Extracted information ▸
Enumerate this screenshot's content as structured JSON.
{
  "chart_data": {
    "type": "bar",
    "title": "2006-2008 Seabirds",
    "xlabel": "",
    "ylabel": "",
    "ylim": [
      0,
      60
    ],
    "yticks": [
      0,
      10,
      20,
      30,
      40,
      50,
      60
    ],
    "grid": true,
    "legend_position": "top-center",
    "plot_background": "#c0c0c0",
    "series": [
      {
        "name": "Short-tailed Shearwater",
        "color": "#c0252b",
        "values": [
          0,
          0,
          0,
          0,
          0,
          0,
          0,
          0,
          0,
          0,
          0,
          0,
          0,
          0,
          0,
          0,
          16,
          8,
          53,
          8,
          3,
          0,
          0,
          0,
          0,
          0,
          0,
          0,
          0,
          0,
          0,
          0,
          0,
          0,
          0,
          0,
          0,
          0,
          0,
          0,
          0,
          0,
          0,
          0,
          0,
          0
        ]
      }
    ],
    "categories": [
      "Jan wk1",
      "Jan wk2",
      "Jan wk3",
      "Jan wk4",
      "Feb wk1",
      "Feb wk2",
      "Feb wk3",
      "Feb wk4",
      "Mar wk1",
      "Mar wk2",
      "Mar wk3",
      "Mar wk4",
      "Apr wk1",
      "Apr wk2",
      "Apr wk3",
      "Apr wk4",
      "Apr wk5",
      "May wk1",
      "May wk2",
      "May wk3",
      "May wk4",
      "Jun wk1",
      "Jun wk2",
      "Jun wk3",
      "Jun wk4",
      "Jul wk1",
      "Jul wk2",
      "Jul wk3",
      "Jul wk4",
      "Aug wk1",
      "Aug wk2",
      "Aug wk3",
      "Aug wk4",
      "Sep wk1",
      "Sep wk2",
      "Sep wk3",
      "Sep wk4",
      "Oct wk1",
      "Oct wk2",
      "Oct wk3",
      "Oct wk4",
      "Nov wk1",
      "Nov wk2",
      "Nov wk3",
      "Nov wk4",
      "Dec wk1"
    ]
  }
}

Problem to work on ▸ Give every line of the material again, exactly as it reads.

In response ▸
Enumerate this screenshot's content as structured JSON.
{
  "chart_data": {
    "type": "bar",
    "title": "2006-2008 Seabirds",
    "xlabel": "",
    "ylabel": "",
    "ylim": [
      0,
      60
    ],
    "yticks": [
      0,
      10,
      20,
      30,
      40,
      50,
      60
    ],
    "grid": true,
    "legend_position": "top-center",
    "plot_background": "#c0c0c0",
    "series": [
      {
        "name": "Short-tailed Shearwater",
        "color": "#c0252b",
        "values": [
          0,
          0,
          0,
          0,
          0,
          0,
          0,
          0,
          0,
          0,
          0,
          0,
          0,
          0,
          0,
          0,
          16,
          8,
          53,
          8,
          3,
          0,
          0,
          0,
          0,
          0,
          0,
          0,
          0,
          0,
          0,
          0,
          0,
          0,
          0,
          0,
          0,
          0,
          0,
          0,
          0,
          0,
          0,
          0,
          0,
          0
        ]
      }
    ],
    "categories": [
      "Jan wk1",
      "Jan wk2",
      "Jan wk3",
      "Jan wk4",
      "Feb wk1",
      "Feb wk2",
      "Feb wk3",
      "Feb wk4",
      "Mar wk1",
      "Mar wk2",
      "Mar wk3",
      "Mar wk4",
      "Apr wk1",
      "Apr wk2",
      "Apr wk3",
      "Apr wk4",
      "Apr wk5",
      "May wk1",
      "May wk2",
      "May wk3",
      "May wk4",
      "Jun wk1",
      "Jun wk2",
      "Jun wk3",
      "Jun wk4",
      "Jul wk1",
      "Jul wk2",
      "Jul wk3",
      "Jul wk4",
      "Aug wk1",
      "Aug wk2",
      "Aug wk3",
      "Aug wk4",
      "Sep wk1",
      "Sep wk2",
      "Sep wk3",
      "Sep wk4",
      "Oct wk1",
      "Oct wk2",
      "Oct wk3",
      "Oct wk4",
      "Nov wk1",
      "Nov wk2",
      "Nov wk3",
      "Nov wk4",
      "Dec wk1"
    ]
  }
}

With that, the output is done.